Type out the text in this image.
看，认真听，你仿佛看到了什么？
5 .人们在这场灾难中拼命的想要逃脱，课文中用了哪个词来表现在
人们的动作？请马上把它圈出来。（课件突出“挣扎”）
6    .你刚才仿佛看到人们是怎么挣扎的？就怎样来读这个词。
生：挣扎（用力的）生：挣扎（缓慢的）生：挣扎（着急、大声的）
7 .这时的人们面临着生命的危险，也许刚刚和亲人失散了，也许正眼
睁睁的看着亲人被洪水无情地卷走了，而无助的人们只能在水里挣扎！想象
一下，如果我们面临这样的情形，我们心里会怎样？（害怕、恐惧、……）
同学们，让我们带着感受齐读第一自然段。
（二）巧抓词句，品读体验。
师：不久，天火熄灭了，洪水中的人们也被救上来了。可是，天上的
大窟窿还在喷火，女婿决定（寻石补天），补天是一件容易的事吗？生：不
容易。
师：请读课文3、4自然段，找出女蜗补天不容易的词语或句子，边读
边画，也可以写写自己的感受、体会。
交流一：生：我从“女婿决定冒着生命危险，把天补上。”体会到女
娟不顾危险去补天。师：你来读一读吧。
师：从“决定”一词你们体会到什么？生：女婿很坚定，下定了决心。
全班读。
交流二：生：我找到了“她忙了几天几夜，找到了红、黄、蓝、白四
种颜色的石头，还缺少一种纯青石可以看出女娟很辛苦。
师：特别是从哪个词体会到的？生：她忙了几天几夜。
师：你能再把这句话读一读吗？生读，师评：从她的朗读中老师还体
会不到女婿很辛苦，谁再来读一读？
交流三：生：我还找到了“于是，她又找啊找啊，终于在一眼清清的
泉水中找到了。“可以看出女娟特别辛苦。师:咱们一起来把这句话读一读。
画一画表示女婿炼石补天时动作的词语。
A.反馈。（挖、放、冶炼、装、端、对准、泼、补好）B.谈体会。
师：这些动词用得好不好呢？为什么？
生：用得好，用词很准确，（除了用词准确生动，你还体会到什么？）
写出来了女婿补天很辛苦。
------------------------------------------------------------------------
### Task prompt:
Across the entries, how many lines hold the word "她忙了几天几夜"? Say only the number.

### Solution for this task:
2